REQUIRED TASK
Reproduce the lines from the start of the items up to and including the line that contains "dim-label[interactable]: 0 bbox=[1665, 229, 1674, 246]".

Stored dataset items
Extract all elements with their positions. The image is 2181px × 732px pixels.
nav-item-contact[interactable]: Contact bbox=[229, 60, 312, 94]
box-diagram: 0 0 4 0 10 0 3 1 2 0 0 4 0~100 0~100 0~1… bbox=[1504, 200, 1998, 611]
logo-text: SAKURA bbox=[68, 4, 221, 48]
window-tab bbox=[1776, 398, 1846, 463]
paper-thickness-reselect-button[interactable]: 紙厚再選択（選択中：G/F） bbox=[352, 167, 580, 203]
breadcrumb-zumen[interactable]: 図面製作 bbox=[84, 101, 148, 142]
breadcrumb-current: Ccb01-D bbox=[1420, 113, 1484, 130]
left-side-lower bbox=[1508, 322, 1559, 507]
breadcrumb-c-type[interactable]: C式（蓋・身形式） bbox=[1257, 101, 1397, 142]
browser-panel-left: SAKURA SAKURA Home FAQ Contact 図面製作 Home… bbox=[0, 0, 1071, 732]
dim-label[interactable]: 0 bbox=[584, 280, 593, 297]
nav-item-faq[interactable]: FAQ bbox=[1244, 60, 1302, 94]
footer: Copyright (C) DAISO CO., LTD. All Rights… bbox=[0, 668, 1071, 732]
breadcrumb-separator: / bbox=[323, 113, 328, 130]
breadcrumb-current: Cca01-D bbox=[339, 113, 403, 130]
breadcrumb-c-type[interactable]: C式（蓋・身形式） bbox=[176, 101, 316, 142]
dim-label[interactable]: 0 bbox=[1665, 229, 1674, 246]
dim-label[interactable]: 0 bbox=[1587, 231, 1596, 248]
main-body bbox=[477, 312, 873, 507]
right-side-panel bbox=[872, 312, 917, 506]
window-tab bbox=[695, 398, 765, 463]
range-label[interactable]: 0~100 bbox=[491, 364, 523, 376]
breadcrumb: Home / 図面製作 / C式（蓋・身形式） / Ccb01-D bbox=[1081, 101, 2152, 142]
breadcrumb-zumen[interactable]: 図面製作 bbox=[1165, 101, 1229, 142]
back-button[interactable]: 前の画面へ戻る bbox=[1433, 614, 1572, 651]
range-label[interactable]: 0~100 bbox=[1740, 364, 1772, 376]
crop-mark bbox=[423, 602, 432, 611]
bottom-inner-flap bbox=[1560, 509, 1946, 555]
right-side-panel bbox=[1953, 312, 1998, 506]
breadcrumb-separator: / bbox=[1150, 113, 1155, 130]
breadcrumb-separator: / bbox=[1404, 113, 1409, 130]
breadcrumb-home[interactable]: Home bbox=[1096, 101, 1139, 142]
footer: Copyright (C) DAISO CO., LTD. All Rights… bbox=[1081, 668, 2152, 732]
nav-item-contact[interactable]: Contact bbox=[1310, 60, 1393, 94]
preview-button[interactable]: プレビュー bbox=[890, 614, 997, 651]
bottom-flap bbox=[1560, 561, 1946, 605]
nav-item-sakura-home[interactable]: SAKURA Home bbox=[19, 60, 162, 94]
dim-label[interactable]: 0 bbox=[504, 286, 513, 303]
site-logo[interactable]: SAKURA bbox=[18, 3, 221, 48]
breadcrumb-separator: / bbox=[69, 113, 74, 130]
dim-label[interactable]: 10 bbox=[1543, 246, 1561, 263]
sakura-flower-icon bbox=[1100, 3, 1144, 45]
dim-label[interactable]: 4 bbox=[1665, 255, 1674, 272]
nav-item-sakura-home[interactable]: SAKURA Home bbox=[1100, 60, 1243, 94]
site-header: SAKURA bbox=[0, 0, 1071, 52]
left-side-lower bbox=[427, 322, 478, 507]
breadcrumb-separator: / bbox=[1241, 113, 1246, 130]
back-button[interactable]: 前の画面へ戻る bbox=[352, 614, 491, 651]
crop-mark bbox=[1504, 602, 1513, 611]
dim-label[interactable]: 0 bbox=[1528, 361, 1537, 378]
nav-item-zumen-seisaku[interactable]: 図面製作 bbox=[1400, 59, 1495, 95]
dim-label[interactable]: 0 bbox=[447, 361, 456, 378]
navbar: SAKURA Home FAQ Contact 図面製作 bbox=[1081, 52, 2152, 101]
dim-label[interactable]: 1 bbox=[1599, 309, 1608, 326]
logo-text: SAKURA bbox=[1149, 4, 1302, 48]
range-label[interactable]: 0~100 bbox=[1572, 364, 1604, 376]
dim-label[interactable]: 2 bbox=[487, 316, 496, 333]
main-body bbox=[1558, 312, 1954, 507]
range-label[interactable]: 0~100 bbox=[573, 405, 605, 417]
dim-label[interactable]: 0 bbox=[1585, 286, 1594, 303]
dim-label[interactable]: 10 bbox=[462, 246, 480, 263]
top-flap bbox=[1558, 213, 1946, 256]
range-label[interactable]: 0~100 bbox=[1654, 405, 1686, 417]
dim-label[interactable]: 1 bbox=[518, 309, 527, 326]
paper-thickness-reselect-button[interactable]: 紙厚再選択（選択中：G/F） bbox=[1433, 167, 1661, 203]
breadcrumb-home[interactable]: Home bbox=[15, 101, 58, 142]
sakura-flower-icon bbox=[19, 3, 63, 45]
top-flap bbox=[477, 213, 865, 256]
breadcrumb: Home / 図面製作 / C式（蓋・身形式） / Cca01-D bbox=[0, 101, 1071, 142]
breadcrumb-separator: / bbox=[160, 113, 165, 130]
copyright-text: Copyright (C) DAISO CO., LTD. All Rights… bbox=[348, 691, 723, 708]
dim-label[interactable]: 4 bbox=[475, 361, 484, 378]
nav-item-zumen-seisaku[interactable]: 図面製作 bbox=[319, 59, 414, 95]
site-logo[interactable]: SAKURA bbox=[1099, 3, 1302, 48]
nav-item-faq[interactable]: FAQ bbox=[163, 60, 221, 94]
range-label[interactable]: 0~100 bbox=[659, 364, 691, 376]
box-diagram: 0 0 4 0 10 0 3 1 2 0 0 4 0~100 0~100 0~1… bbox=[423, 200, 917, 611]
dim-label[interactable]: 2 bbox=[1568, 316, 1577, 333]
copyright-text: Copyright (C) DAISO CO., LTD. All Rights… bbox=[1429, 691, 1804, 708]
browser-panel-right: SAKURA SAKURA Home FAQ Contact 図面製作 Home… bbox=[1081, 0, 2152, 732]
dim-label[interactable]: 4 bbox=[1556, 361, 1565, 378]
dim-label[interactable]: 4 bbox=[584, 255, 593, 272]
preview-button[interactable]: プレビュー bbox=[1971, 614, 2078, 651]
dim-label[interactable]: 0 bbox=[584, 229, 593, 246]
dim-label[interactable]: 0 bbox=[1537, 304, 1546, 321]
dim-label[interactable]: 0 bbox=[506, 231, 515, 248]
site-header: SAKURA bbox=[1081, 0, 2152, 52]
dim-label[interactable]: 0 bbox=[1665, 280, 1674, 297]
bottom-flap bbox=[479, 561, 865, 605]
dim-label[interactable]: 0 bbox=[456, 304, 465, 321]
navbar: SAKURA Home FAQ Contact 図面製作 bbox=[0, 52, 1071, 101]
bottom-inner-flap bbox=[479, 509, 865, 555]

TASK RESULT
Extract all elements with their positions. The image is 2181px × 732px pixels.
nav-item-contact[interactable]: Contact bbox=[229, 60, 312, 94]
box-diagram: 0 0 4 0 10 0 3 1 2 0 0 4 0~100 0~100 0~1… bbox=[1504, 200, 1998, 611]
logo-text: SAKURA bbox=[68, 4, 221, 48]
window-tab bbox=[1776, 398, 1846, 463]
paper-thickness-reselect-button[interactable]: 紙厚再選択（選択中：G/F） bbox=[352, 167, 580, 203]
breadcrumb-zumen[interactable]: 図面製作 bbox=[84, 101, 148, 142]
breadcrumb-current: Ccb01-D bbox=[1420, 113, 1484, 130]
left-side-lower bbox=[1508, 322, 1559, 507]
breadcrumb-c-type[interactable]: C式（蓋・身形式） bbox=[1257, 101, 1397, 142]
browser-panel-left: SAKURA SAKURA Home FAQ Contact 図面製作 Home… bbox=[0, 0, 1071, 732]
dim-label[interactable]: 0 bbox=[584, 280, 593, 297]
nav-item-faq[interactable]: FAQ bbox=[1244, 60, 1302, 94]
footer: Copyright (C) DAISO CO., LTD. All Rights… bbox=[0, 668, 1071, 732]
breadcrumb-separator: / bbox=[323, 113, 328, 130]
breadcrumb-current: Cca01-D bbox=[339, 113, 403, 130]
breadcrumb-c-type[interactable]: C式（蓋・身形式） bbox=[176, 101, 316, 142]
dim-label[interactable]: 0 bbox=[1665, 229, 1674, 246]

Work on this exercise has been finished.